▸ **What the task requires**: Take the material and output all of it exactly.

▸ **Input rows**:
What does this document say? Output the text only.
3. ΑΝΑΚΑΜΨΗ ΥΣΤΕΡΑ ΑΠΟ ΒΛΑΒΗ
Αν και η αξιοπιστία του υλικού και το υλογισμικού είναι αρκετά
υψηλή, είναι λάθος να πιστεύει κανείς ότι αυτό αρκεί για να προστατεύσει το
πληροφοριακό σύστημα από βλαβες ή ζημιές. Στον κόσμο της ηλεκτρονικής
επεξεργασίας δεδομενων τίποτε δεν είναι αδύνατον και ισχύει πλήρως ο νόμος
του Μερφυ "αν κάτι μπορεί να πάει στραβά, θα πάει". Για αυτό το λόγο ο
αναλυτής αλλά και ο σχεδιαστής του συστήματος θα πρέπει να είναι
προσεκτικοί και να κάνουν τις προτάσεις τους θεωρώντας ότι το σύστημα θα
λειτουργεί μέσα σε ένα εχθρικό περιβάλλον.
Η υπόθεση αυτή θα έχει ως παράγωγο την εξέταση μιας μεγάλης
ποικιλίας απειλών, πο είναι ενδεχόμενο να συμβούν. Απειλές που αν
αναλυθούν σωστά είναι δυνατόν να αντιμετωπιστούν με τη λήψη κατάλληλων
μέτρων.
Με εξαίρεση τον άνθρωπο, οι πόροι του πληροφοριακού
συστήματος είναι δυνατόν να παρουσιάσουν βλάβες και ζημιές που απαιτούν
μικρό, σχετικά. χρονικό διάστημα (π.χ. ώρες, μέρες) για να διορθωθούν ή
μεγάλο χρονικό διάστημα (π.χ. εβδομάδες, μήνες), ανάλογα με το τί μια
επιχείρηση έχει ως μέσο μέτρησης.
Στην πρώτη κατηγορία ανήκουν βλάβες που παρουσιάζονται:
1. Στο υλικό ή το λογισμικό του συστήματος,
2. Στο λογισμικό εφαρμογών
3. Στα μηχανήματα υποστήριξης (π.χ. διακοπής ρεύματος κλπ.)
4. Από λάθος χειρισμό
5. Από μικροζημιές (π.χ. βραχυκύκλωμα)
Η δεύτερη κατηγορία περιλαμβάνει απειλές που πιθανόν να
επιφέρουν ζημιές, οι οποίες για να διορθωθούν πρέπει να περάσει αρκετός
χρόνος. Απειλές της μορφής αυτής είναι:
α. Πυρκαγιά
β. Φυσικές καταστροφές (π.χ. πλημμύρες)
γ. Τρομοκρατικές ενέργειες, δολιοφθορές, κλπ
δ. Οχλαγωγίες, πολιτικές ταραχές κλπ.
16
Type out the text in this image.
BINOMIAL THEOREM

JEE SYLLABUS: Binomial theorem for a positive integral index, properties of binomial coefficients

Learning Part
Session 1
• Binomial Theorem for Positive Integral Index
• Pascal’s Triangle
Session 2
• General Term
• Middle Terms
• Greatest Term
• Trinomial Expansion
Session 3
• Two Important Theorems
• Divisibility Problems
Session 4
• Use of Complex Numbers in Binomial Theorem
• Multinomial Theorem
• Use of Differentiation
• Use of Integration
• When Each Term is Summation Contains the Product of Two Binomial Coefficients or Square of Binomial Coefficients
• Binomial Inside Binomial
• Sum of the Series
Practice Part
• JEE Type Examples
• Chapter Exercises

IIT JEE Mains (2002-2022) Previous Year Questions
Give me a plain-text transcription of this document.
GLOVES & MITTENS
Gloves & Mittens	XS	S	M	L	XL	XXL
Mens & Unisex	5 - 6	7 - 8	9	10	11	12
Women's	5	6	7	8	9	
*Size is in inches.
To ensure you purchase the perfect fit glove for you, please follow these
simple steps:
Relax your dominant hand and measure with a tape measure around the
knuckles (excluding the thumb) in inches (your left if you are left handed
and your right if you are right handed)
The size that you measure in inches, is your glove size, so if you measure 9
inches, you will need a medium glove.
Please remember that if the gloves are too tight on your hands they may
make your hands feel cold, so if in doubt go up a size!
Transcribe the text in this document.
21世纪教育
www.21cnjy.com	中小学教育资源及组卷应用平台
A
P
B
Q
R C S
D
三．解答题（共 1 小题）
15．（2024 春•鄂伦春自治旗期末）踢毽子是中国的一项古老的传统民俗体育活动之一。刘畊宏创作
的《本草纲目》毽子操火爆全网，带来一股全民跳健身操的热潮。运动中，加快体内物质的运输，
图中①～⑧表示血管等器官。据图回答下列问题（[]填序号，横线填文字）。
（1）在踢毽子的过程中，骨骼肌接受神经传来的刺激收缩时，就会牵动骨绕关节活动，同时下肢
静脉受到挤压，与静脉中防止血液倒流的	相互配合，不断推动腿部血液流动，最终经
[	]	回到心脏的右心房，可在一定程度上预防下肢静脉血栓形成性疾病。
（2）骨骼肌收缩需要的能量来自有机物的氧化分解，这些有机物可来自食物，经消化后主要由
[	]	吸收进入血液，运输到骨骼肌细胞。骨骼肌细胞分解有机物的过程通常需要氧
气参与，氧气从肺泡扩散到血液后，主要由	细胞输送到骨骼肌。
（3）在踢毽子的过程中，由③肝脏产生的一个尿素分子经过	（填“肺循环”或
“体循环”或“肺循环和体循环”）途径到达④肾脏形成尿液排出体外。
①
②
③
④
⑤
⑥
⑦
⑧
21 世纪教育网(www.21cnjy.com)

▸ **Solution**:
What does this document say? Output the text only.
3. ΑΝΑΚΑΜΨΗ ΥΣΤΕΡΑ ΑΠΟ ΒΛΑΒΗ
Αν και η αξιοπιστία του υλικού και το υλογισμικού είναι αρκετά
υψηλή, είναι λάθος να πιστεύει κανείς ότι αυτό αρκεί για να προστατεύσει το
πληροφοριακό σύστημα από βλαβες ή ζημιές. Στον κόσμο της ηλεκτρονικής
επεξεργασίας δεδομενων τίποτε δεν είναι αδύνατον και ισχύει πλήρως ο νόμος
του Μερφυ "αν κάτι μπορεί να πάει στραβά, θα πάει". Για αυτό το λόγο ο
αναλυτής αλλά και ο σχεδιαστής του συστήματος θα πρέπει να είναι
προσεκτικοί και να κάνουν τις προτάσεις τους θεωρώντας ότι το σύστημα θα
λειτουργεί μέσα σε ένα εχθρικό περιβάλλον.
Η υπόθεση αυτή θα έχει ως παράγωγο την εξέταση μιας μεγάλης
ποικιλίας απειλών, πο είναι ενδεχόμενο να συμβούν. Απειλές που αν
αναλυθούν σωστά είναι δυνατόν να αντιμετωπιστούν με τη λήψη κατάλληλων
μέτρων.
Με εξαίρεση τον άνθρωπο, οι πόροι του πληροφοριακού
συστήματος είναι δυνατόν να παρουσιάσουν βλάβες και ζημιές που απαιτούν
μικρό, σχετικά. χρονικό διάστημα (π.χ. ώρες, μέρες) για να διορθωθούν ή
μεγάλο χρονικό διάστημα (π.χ. εβδομάδες, μήνες), ανάλογα με το τί μια
επιχείρηση έχει ως μέσο μέτρησης.
Στην πρώτη κατηγορία ανήκουν βλάβες που παρουσιάζονται:
1. Στο υλικό ή το λογισμικό του συστήματος,
2. Στο λογισμικό εφαρμογών
3. Στα μηχανήματα υποστήριξης (π.χ. διακοπής ρεύματος κλπ.)
4. Από λάθος χειρισμό
5. Από μικροζημιές (π.χ. βραχυκύκλωμα)
Η δεύτερη κατηγορία περιλαμβάνει απειλές που πιθανόν να
επιφέρουν ζημιές, οι οποίες για να διορθωθούν πρέπει να περάσει αρκετός
χρόνος. Απειλές της μορφής αυτής είναι:
α. Πυρκαγιά
β. Φυσικές καταστροφές (π.χ. πλημμύρες)
γ. Τρομοκρατικές ενέργειες, δολιοφθορές, κλπ
δ. Οχλαγωγίες, πολιτικές ταραχές κλπ.
16
Type out the text in this image.
BINOMIAL THEOREM

JEE SYLLABUS: Binomial theorem for a positive integral index, properties of binomial coefficients

Learning Part
Session 1
• Binomial Theorem for Positive Integral Index
• Pascal’s Triangle
Session 2
• General Term
• Middle Terms
• Greatest Term
• Trinomial Expansion
Session 3
• Two Important Theorems
• Divisibility Problems
Session 4
• Use of Complex Numbers in Binomial Theorem
• Multinomial Theorem
• Use of Differentiation
• Use of Integration
• When Each Term is Summation Contains the Product of Two Binomial Coefficients or Square of Binomial Coefficients
• Binomial Inside Binomial
• Sum of the Series
Practice Part
• JEE Type Examples
• Chapter Exercises

IIT JEE Mains (2002-2022) Previous Year Questions
Give me a plain-text transcription of this document.
GLOVES & MITTENS
Gloves & Mittens	XS	S	M	L	XL	XXL
Mens & Unisex	5 - 6	7 - 8	9	10	11	12
Women's	5	6	7	8	9	
*Size is in inches.
To ensure you purchase the perfect fit glove for you, please follow these
simple steps:
Relax your dominant hand and measure with a tape measure around the
knuckles (excluding the thumb) in inches (your left if you are left handed
and your right if you are right handed)
The size that you measure in inches, is your glove size, so if you measure 9
inches, you will need a medium glove.
Please remember that if the gloves are too tight on your hands they may
make your hands feel cold, so if in doubt go up a size!
Transcribe the text in this document.
21世纪教育
www.21cnjy.com	中小学教育资源及组卷应用平台
A
P
B
Q
R C S
D
三．解答题（共 1 小题）
15．（2024 春•鄂伦春自治旗期末）踢毽子是中国的一项古老的传统民俗体育活动之一。刘畊宏创作
的《本草纲目》毽子操火爆全网，带来一股全民跳健身操的热潮。运动中，加快体内物质的运输，
图中①～⑧表示血管等器官。据图回答下列问题（[]填序号，横线填文字）。
（1）在踢毽子的过程中，骨骼肌接受神经传来的刺激收缩时，就会牵动骨绕关节活动，同时下肢
静脉受到挤压，与静脉中防止血液倒流的	相互配合，不断推动腿部血液流动，最终经
[	]	回到心脏的右心房，可在一定程度上预防下肢静脉血栓形成性疾病。
（2）骨骼肌收缩需要的能量来自有机物的氧化分解，这些有机物可来自食物，经消化后主要由
[	]	吸收进入血液，运输到骨骼肌细胞。骨骼肌细胞分解有机物的过程通常需要氧
气参与，氧气从肺泡扩散到血液后，主要由	细胞输送到骨骼肌。
（3）在踢毽子的过程中，由③肝脏产生的一个尿素分子经过	（填“肺循环”或
“体循环”或“肺循环和体循环”）途径到达④肾脏形成尿液排出体外。
①
②
③
④
⑤
⑥
⑦
⑧
21 世纪教育网(www.21cnjy.com)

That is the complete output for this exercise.